- **TASK PROMPT**:
Copy these lines word for word.

---------- INFORMATION PROVIDED ----------

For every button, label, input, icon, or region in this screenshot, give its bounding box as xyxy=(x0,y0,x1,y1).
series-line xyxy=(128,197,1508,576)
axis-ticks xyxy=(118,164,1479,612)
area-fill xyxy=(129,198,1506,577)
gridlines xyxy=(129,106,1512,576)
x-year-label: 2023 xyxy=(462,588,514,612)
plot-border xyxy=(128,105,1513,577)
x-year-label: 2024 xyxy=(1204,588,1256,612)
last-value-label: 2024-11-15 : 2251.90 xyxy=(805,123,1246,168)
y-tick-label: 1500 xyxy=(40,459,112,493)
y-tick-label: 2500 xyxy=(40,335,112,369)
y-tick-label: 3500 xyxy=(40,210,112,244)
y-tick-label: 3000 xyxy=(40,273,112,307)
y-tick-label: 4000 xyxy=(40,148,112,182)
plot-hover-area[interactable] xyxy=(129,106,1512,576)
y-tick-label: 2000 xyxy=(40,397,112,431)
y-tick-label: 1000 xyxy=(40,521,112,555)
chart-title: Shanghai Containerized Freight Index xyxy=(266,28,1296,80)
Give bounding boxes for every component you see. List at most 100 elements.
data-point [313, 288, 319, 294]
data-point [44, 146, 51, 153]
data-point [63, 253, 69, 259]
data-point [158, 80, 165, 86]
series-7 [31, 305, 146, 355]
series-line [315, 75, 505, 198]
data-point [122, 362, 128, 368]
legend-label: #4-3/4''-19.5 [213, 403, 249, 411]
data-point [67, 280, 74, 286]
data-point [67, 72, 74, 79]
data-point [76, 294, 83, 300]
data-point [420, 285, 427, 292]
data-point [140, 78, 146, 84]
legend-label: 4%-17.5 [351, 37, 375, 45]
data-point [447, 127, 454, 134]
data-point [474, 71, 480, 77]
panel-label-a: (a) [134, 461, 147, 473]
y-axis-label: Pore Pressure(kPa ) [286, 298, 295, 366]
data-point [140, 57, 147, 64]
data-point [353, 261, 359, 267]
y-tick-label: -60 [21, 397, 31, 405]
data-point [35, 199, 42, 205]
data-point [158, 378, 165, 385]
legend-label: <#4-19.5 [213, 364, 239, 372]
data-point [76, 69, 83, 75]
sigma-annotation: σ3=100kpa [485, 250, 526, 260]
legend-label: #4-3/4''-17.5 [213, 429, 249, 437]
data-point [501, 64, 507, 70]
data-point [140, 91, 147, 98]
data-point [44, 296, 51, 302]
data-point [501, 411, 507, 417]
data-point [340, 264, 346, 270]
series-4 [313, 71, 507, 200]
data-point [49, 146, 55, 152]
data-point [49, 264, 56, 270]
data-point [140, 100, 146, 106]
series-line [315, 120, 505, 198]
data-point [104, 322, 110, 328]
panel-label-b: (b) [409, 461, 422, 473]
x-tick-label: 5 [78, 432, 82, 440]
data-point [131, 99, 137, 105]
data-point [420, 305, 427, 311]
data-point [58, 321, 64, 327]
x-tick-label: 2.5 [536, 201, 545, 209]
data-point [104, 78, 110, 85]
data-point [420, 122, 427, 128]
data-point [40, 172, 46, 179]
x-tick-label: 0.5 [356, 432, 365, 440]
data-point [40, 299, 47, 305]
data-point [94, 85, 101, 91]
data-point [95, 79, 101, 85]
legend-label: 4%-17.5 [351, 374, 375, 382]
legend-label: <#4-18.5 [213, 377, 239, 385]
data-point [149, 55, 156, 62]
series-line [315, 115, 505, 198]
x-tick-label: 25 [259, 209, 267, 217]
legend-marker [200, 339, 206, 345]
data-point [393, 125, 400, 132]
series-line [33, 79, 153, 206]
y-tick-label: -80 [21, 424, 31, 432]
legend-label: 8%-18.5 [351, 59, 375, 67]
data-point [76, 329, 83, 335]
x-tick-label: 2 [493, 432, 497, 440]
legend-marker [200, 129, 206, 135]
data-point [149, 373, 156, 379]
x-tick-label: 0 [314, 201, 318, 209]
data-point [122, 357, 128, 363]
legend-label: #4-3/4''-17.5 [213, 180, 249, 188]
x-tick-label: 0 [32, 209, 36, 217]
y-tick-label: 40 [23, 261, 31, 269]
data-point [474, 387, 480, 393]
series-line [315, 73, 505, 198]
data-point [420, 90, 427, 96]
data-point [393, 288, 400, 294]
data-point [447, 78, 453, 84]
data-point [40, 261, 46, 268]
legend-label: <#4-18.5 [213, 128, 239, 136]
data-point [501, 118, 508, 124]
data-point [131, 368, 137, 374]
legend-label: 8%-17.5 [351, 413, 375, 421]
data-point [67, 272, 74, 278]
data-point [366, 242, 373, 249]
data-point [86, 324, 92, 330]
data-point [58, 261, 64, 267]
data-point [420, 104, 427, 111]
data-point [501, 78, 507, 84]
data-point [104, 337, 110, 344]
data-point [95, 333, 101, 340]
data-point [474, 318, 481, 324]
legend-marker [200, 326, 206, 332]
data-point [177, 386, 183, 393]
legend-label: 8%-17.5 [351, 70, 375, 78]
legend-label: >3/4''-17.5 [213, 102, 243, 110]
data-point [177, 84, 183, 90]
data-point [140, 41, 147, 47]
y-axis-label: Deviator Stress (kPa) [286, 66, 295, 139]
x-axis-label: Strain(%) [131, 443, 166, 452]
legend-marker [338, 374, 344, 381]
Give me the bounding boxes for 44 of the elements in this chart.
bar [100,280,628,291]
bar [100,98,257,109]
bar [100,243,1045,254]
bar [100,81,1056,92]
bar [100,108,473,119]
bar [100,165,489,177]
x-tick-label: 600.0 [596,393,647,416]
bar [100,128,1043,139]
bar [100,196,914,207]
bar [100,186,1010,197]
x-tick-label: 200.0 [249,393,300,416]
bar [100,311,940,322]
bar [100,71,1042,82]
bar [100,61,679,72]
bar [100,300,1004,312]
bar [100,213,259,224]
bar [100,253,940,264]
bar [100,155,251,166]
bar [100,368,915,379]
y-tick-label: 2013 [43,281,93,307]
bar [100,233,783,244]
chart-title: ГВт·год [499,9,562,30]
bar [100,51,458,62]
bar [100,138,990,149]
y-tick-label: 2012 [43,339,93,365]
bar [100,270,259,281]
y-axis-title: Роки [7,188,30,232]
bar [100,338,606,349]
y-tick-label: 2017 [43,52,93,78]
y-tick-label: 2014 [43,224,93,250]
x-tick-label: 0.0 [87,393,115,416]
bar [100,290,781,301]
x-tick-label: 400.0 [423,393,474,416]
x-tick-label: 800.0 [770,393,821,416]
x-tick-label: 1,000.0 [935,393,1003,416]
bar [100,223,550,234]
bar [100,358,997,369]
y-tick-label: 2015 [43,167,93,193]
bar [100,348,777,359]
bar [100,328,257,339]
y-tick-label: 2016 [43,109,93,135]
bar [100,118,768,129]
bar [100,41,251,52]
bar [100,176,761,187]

----------

- **COMPLETE ANSWER**:
For every button, label, input, icon, or region in this screenshot, give its bounding box as xyxy=(x0,y0,x1,y1).
series-line xyxy=(128,197,1508,576)
axis-ticks xyxy=(118,164,1479,612)
area-fill xyxy=(129,198,1506,577)
gridlines xyxy=(129,106,1512,576)
x-year-label: 2023 xyxy=(462,588,514,612)
plot-border xyxy=(128,105,1513,577)
x-year-label: 2024 xyxy=(1204,588,1256,612)
last-value-label: 2024-11-15 : 2251.90 xyxy=(805,123,1246,168)
y-tick-label: 1500 xyxy=(40,459,112,493)
y-tick-label: 2500 xyxy=(40,335,112,369)
y-tick-label: 3500 xyxy=(40,210,112,244)
y-tick-label: 3000 xyxy=(40,273,112,307)
y-tick-label: 4000 xyxy=(40,148,112,182)
plot-hover-area[interactable] xyxy=(129,106,1512,576)
y-tick-label: 2000 xyxy=(40,397,112,431)
y-tick-label: 1000 xyxy=(40,521,112,555)
chart-title: Shanghai Containerized Freight Index xyxy=(266,28,1296,80)
Give bounding boxes for every component you see. List at most 100 elements.
data-point [313, 288, 319, 294]
data-point [44, 146, 51, 153]
data-point [63, 253, 69, 259]
data-point [158, 80, 165, 86]
series-7 [31, 305, 146, 355]
series-line [315, 75, 505, 198]
data-point [122, 362, 128, 368]
legend-label: #4-3/4''-19.5 [213, 403, 249, 411]
data-point [67, 280, 74, 286]
data-point [67, 72, 74, 79]
data-point [76, 294, 83, 300]
data-point [420, 285, 427, 292]
data-point [140, 78, 146, 84]
legend-label: 4%-17.5 [351, 37, 375, 45]
data-point [447, 127, 454, 134]
data-point [474, 71, 480, 77]
panel-label-a: (a) [134, 461, 147, 473]
y-axis-label: Pore Pressure(kPa ) [286, 298, 295, 366]
data-point [140, 57, 147, 64]
data-point [353, 261, 359, 267]
y-tick-label: -60 [21, 397, 31, 405]
data-point [35, 199, 42, 205]
data-point [158, 378, 165, 385]
legend-label: <#4-19.5 [213, 364, 239, 372]
data-point [76, 69, 83, 75]
sigma-annotation: σ3=100kpa [485, 250, 526, 260]
legend-label: #4-3/4''-17.5 [213, 429, 249, 437]
data-point [501, 64, 507, 70]
data-point [140, 91, 147, 98]
data-point [44, 296, 51, 302]
data-point [501, 411, 507, 417]
data-point [340, 264, 346, 270]
series-4 [313, 71, 507, 200]
data-point [49, 146, 55, 152]
data-point [49, 264, 56, 270]
data-point [140, 100, 146, 106]
series-line [315, 120, 505, 198]
data-point [104, 322, 110, 328]
panel-label-b: (b) [409, 461, 422, 473]
x-tick-label: 5 [78, 432, 82, 440]
data-point [131, 99, 137, 105]
data-point [420, 305, 427, 311]
data-point [58, 321, 64, 327]
x-tick-label: 2.5 [536, 201, 545, 209]
data-point [104, 78, 110, 85]
data-point [420, 122, 427, 128]
data-point [40, 172, 46, 179]
x-tick-label: 0.5 [356, 432, 365, 440]
data-point [40, 299, 47, 305]
data-point [94, 85, 101, 91]
data-point [95, 79, 101, 85]
legend-label: 4%-17.5 [351, 374, 375, 382]
legend-label: <#4-18.5 [213, 377, 239, 385]
data-point [149, 55, 156, 62]
series-line [315, 115, 505, 198]
x-tick-label: 25 [259, 209, 267, 217]
legend-marker [200, 339, 206, 345]
data-point [393, 125, 400, 132]
series-line [33, 79, 153, 206]
y-tick-label: -80 [21, 424, 31, 432]
legend-label: 8%-18.5 [351, 59, 375, 67]
data-point [76, 329, 83, 335]
x-tick-label: 2 [493, 432, 497, 440]
legend-marker [200, 129, 206, 135]
data-point [149, 373, 156, 379]
x-tick-label: 0 [314, 201, 318, 209]
data-point [122, 357, 128, 363]
legend-label: #4-3/4''-17.5 [213, 180, 249, 188]
x-tick-label: 0 [32, 209, 36, 217]
y-tick-label: 40 [23, 261, 31, 269]
data-point [474, 387, 480, 393]
series-line [315, 73, 505, 198]
data-point [420, 90, 427, 96]
data-point [393, 288, 400, 294]
data-point [447, 78, 453, 84]
data-point [40, 261, 46, 268]
legend-label: <#4-18.5 [213, 128, 239, 136]
data-point [501, 118, 508, 124]
data-point [131, 368, 137, 374]
legend-label: 8%-17.5 [351, 413, 375, 421]
data-point [67, 272, 74, 278]
data-point [366, 242, 373, 249]
data-point [86, 324, 92, 330]
data-point [58, 261, 64, 267]
data-point [420, 104, 427, 111]
data-point [501, 78, 507, 84]
data-point [104, 337, 110, 344]
data-point [95, 333, 101, 340]
data-point [474, 318, 481, 324]
legend-marker [200, 326, 206, 332]
data-point [177, 386, 183, 393]
legend-label: 8%-17.5 [351, 70, 375, 78]
legend-label: >3/4''-17.5 [213, 102, 243, 110]
data-point [177, 84, 183, 90]
data-point [140, 41, 147, 47]
y-axis-label: Deviator Stress (kPa) [286, 66, 295, 139]
x-axis-label: Strain(%) [131, 443, 166, 452]
legend-marker [338, 374, 344, 381]
Give me the bounding boxes for 44 of the elements in this chart.
bar [100,280,628,291]
bar [100,98,257,109]
bar [100,243,1045,254]
bar [100,81,1056,92]
bar [100,108,473,119]
bar [100,165,489,177]
x-tick-label: 600.0 [596,393,647,416]
bar [100,128,1043,139]
bar [100,196,914,207]
bar [100,186,1010,197]
x-tick-label: 200.0 [249,393,300,416]
bar [100,311,940,322]
bar [100,71,1042,82]
bar [100,61,679,72]
bar [100,300,1004,312]
bar [100,213,259,224]
bar [100,253,940,264]
bar [100,155,251,166]
bar [100,368,915,379]
y-tick-label: 2013 [43,281,93,307]
bar [100,233,783,244]
chart-title: ГВт·год [499,9,562,30]
bar [100,51,458,62]
bar [100,138,990,149]
y-tick-label: 2012 [43,339,93,365]
bar [100,270,259,281]
y-axis-title: Роки [7,188,30,232]
bar [100,338,606,349]
y-tick-label: 2017 [43,52,93,78]
y-tick-label: 2014 [43,224,93,250]
x-tick-label: 0.0 [87,393,115,416]
bar [100,290,781,301]
x-tick-label: 400.0 [423,393,474,416]
x-tick-label: 800.0 [770,393,821,416]
x-tick-label: 1,000.0 [935,393,1003,416]
bar [100,223,550,234]
bar [100,358,997,369]
y-tick-label: 2015 [43,167,93,193]
bar [100,348,777,359]
bar [100,328,257,339]
y-tick-label: 2016 [43,109,93,135]
bar [100,118,768,129]
bar [100,41,251,52]
bar [100,176,761,187]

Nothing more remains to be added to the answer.